## WRITTEN INSTRUCTION:
Can you give the lines below, from the line with "status-time: 11:27 (12, 4, 50, 19)" to the line with "phone-screen: 11:27 •••", as a numbered list with blank lines left out?

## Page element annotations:
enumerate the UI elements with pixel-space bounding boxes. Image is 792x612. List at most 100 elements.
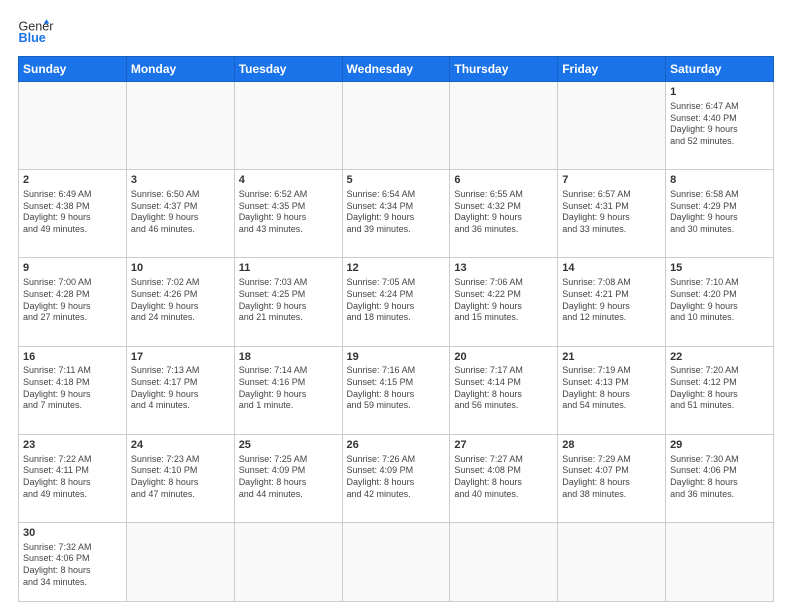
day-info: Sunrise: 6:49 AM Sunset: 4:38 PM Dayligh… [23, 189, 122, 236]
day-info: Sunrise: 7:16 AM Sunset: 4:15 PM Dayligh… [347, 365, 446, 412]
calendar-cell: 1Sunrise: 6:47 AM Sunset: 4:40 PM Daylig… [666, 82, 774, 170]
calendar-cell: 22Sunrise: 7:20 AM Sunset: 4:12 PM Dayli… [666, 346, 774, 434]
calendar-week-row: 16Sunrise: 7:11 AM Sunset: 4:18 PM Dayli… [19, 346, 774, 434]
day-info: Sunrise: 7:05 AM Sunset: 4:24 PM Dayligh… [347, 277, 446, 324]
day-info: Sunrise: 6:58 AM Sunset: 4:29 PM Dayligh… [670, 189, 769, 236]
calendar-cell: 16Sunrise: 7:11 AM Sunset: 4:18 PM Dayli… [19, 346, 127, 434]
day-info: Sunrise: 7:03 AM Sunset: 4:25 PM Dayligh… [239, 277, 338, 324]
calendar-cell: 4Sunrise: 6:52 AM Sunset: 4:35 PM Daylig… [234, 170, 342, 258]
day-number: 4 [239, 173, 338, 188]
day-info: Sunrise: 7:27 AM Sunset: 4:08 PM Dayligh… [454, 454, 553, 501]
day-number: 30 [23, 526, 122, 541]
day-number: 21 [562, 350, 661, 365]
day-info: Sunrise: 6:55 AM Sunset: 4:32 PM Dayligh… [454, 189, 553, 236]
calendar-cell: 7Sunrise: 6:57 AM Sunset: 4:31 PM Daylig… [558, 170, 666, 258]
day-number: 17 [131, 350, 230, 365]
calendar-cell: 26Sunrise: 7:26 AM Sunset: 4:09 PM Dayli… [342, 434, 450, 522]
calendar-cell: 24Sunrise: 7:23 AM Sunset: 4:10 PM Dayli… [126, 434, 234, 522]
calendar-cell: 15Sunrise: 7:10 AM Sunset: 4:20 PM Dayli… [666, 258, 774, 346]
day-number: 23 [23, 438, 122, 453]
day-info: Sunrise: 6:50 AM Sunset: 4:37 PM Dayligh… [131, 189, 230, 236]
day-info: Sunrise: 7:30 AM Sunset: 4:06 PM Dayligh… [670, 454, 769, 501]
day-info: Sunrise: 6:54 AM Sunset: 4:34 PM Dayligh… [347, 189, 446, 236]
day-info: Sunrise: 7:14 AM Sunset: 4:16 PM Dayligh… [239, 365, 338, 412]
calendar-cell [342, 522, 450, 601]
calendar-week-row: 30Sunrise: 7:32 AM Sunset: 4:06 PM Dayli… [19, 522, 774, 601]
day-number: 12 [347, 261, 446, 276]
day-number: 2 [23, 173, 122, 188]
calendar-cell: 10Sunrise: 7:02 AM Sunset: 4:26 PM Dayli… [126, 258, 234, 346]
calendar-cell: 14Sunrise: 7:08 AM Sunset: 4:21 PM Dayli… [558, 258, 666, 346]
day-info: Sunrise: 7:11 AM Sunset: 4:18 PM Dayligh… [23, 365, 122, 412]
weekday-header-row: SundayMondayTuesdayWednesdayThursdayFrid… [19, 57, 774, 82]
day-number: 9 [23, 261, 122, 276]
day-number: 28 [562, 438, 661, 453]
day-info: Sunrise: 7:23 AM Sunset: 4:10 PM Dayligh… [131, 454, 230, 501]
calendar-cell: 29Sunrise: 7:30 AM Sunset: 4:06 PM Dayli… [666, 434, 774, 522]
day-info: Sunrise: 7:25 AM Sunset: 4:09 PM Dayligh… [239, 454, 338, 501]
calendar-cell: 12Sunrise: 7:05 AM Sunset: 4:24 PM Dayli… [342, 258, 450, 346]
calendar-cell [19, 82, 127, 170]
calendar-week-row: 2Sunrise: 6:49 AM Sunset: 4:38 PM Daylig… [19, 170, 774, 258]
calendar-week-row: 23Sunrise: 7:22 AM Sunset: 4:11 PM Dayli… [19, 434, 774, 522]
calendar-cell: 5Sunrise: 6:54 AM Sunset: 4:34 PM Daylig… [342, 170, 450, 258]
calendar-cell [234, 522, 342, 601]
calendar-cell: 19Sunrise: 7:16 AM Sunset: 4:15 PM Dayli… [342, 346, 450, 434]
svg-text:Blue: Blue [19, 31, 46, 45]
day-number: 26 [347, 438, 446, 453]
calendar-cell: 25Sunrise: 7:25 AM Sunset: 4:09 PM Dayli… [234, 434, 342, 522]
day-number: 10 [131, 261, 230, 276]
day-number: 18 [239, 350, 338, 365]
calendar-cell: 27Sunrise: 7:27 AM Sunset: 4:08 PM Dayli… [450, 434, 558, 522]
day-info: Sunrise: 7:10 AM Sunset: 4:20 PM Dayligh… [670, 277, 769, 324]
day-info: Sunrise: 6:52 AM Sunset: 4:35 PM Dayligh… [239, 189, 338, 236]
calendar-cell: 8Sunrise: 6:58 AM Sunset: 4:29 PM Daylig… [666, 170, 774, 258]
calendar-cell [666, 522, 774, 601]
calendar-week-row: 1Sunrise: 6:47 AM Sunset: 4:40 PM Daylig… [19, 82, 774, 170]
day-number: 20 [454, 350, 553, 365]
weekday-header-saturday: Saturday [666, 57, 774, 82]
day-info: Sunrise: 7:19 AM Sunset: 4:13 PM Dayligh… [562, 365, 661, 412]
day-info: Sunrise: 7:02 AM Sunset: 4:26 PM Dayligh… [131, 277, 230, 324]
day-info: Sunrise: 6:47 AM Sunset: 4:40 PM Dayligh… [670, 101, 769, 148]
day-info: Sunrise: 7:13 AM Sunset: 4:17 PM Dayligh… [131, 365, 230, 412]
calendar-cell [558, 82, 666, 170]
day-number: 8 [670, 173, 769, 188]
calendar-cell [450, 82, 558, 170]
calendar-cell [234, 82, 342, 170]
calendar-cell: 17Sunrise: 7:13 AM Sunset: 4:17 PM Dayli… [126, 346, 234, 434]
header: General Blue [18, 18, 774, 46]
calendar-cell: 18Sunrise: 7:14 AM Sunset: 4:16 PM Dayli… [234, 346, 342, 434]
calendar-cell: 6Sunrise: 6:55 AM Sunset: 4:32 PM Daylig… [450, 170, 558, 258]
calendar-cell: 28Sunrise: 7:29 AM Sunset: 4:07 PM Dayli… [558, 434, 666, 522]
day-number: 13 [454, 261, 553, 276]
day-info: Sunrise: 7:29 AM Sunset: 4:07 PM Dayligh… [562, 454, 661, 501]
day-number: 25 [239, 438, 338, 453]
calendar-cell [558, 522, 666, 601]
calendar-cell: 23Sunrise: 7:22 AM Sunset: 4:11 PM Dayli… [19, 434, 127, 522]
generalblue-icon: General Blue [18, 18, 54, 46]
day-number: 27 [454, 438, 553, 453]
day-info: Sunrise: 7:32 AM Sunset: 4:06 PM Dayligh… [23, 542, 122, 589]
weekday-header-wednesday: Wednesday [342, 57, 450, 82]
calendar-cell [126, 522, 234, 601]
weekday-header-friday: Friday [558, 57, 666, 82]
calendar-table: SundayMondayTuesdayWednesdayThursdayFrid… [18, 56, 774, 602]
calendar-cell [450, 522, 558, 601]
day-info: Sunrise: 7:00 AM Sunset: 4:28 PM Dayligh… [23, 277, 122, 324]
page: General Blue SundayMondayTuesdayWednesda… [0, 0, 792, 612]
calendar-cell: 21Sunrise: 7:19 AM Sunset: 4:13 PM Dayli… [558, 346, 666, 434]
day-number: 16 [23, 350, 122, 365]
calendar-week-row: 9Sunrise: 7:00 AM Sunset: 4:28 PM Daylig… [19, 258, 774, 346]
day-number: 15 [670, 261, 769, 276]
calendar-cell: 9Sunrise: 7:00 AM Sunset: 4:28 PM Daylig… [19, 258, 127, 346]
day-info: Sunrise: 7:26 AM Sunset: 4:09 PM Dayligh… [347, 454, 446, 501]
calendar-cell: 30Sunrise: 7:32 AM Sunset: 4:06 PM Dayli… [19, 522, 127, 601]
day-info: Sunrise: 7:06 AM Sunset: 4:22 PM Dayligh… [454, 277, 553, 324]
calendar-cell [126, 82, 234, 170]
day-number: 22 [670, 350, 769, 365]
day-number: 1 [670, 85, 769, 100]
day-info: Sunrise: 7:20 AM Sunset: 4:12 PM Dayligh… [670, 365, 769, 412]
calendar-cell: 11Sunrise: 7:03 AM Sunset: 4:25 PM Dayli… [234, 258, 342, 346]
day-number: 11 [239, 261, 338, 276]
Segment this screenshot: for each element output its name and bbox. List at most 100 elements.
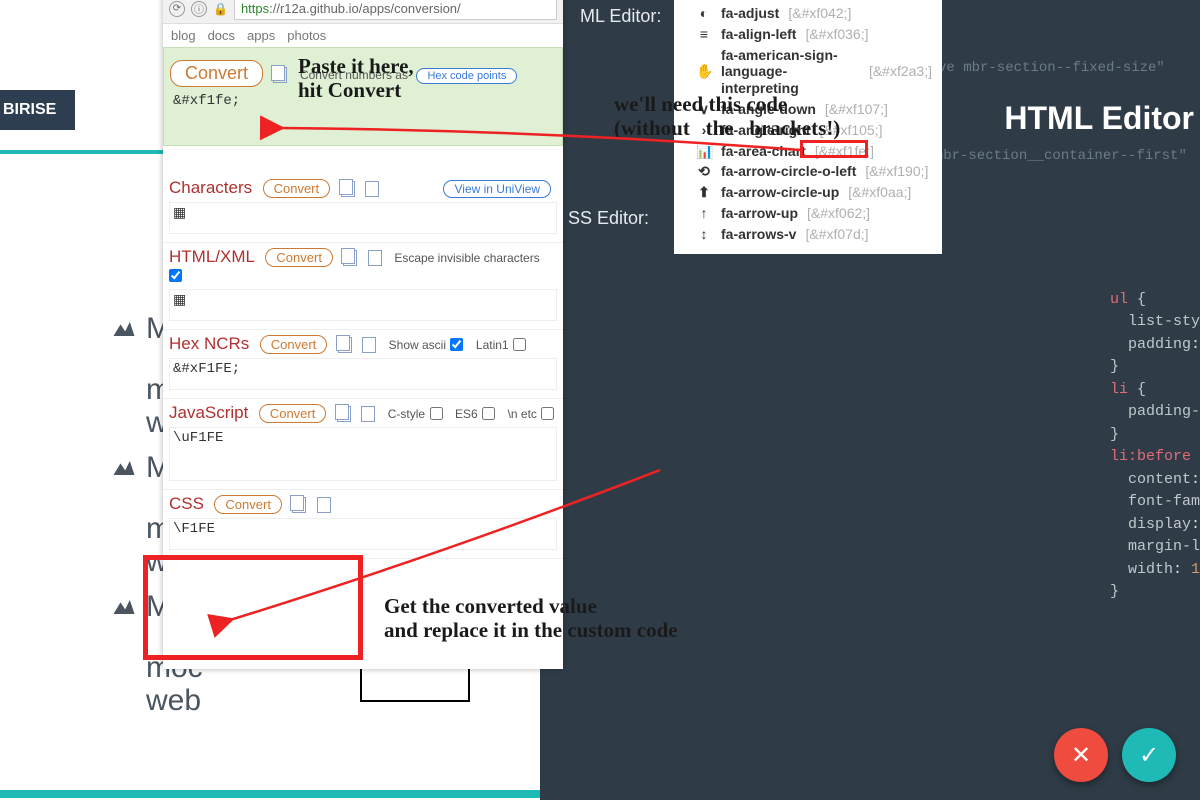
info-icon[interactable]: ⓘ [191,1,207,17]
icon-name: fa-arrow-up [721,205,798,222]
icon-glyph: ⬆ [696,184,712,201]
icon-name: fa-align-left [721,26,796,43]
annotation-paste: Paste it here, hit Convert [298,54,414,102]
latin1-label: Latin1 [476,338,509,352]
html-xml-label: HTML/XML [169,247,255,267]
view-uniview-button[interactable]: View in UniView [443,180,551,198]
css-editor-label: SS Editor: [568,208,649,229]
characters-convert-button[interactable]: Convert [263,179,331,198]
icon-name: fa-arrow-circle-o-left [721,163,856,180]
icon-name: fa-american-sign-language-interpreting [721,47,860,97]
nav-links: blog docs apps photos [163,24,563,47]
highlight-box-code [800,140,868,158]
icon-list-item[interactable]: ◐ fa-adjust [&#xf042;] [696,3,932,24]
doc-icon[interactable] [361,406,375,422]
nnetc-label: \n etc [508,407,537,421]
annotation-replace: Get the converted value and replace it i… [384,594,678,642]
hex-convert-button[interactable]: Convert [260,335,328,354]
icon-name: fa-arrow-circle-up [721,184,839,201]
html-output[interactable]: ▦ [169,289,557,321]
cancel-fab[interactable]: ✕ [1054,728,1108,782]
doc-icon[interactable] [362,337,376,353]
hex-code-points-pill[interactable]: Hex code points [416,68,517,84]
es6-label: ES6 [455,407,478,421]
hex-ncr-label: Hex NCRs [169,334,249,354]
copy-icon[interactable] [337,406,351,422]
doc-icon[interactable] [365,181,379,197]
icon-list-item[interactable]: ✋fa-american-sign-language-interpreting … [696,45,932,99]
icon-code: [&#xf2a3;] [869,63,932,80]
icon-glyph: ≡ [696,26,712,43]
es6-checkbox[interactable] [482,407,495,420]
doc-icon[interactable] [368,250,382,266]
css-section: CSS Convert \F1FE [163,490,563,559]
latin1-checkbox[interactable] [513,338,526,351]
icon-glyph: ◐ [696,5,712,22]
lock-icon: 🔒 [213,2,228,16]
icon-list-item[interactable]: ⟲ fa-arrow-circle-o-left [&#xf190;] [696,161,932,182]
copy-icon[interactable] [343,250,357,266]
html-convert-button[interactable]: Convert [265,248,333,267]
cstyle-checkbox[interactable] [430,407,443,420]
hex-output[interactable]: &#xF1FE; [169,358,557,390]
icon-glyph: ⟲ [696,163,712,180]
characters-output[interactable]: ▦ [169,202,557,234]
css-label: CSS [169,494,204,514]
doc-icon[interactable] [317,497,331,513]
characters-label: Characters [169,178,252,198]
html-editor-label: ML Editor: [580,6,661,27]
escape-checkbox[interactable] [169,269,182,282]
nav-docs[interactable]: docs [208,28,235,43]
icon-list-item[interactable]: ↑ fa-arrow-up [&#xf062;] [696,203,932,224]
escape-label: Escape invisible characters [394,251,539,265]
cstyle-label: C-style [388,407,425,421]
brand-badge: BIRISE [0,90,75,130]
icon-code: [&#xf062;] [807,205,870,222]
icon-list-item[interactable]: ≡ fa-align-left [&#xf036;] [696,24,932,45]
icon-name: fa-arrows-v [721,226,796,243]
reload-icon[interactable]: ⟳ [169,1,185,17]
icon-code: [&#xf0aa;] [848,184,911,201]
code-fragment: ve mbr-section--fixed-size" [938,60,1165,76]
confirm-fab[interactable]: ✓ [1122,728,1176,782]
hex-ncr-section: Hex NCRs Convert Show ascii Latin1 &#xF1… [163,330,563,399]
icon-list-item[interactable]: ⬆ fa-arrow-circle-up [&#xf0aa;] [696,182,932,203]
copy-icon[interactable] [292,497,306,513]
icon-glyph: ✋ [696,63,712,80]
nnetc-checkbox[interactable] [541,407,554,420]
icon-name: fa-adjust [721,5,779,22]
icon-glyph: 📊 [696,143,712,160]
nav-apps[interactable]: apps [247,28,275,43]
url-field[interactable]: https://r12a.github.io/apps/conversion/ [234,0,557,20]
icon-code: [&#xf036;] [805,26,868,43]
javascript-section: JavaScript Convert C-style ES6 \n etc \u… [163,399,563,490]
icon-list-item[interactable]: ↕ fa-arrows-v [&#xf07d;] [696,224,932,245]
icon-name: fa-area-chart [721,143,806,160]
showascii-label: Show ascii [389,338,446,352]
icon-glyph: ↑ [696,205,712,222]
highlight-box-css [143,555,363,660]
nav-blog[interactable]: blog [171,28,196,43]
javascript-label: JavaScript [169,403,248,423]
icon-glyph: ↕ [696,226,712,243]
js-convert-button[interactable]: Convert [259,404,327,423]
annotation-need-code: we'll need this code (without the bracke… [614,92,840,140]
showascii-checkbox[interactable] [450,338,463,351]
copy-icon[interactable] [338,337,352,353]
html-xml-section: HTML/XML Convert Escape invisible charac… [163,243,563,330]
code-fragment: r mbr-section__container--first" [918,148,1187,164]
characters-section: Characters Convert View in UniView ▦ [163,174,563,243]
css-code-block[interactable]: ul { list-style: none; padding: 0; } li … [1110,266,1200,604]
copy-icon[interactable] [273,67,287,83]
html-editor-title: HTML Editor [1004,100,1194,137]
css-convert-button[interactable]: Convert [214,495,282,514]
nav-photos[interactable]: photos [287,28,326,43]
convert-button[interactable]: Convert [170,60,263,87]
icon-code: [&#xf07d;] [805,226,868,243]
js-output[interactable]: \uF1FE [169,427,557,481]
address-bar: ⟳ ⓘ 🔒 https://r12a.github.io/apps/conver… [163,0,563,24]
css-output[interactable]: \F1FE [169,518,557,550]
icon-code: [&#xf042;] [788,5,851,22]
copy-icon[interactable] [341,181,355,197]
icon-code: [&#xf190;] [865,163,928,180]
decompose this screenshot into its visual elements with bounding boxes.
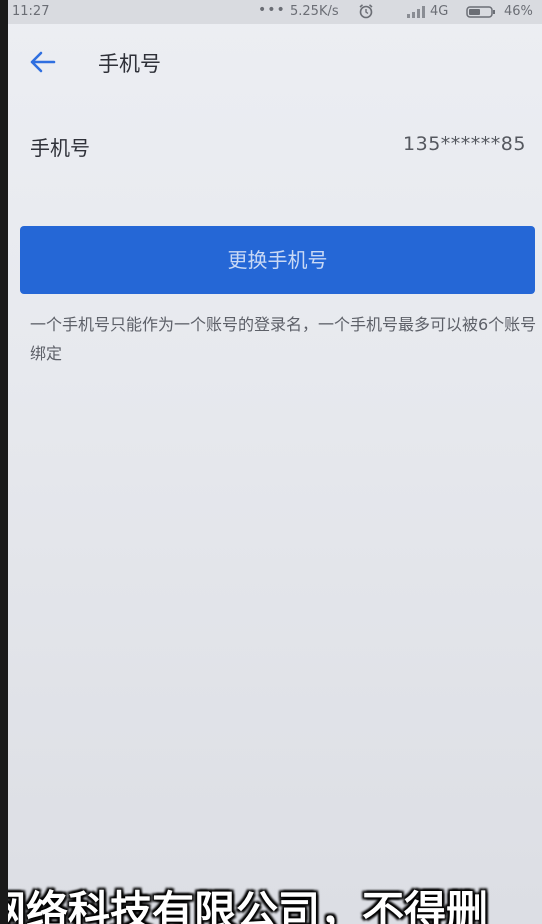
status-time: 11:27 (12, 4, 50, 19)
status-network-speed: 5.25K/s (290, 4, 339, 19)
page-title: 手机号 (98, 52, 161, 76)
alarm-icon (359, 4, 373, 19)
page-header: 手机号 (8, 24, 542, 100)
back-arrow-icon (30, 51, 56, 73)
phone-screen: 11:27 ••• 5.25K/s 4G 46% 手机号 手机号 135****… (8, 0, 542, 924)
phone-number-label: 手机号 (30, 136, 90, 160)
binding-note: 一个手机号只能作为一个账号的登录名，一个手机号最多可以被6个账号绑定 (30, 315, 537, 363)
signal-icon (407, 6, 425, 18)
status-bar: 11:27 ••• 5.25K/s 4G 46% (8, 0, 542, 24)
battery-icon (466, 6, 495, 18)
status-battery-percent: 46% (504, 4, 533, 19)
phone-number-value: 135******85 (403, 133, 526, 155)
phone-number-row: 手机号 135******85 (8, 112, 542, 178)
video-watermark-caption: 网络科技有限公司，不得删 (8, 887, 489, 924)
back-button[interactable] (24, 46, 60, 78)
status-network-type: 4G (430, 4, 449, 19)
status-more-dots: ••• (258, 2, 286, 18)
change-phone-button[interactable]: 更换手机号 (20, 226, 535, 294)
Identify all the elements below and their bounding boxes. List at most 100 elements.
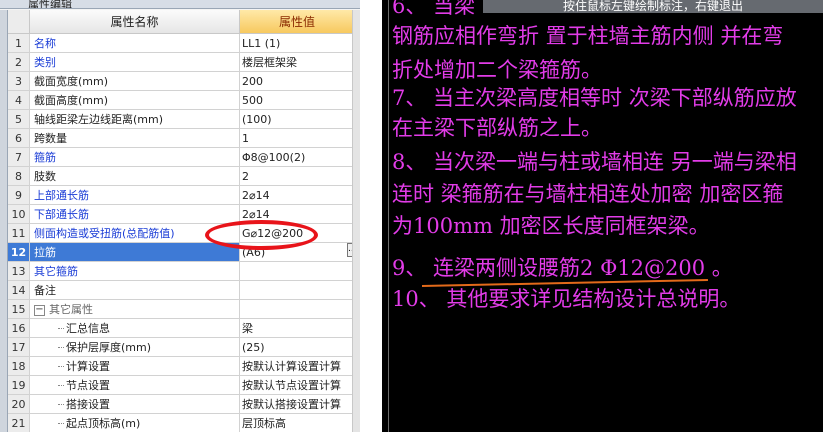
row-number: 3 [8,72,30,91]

## THE RESULT:
1. status-time: 11:27 (12, 4, 50, 19)
2. status-network-speed: 5.25K/s (290, 4, 339, 19)
3. page-title: 手机号 (98, 52, 161, 76)
4. alarm-icon (359, 4, 373, 19)
5. page-header: 手机号 (8, 24, 542, 100)
6. back-arrow-icon (30, 51, 56, 73)
7. phone-screen: 11:27 ••• 5.25K/s 4G 46% 手机号 手机号 135****… (8, 0, 542, 924)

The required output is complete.